--- begin Data to use ---
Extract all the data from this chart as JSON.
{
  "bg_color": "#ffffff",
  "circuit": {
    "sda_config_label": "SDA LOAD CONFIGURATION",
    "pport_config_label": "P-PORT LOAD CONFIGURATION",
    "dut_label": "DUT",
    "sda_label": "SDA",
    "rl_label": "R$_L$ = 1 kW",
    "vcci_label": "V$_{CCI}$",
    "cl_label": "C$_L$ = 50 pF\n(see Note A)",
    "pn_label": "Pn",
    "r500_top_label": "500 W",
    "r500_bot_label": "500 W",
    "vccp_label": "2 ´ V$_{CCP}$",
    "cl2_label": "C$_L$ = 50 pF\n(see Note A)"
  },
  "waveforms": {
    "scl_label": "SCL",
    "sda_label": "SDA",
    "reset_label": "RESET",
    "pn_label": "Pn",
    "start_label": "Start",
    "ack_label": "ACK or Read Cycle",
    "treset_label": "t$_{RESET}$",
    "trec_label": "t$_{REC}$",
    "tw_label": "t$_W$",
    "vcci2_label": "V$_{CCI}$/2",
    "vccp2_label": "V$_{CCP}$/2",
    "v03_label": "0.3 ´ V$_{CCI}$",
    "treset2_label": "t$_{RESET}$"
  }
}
--- end Data to use ---
Exercise objective: Say how many lines of the data include the word "Note". Nothing other than the number should be given.

Response to this task: 2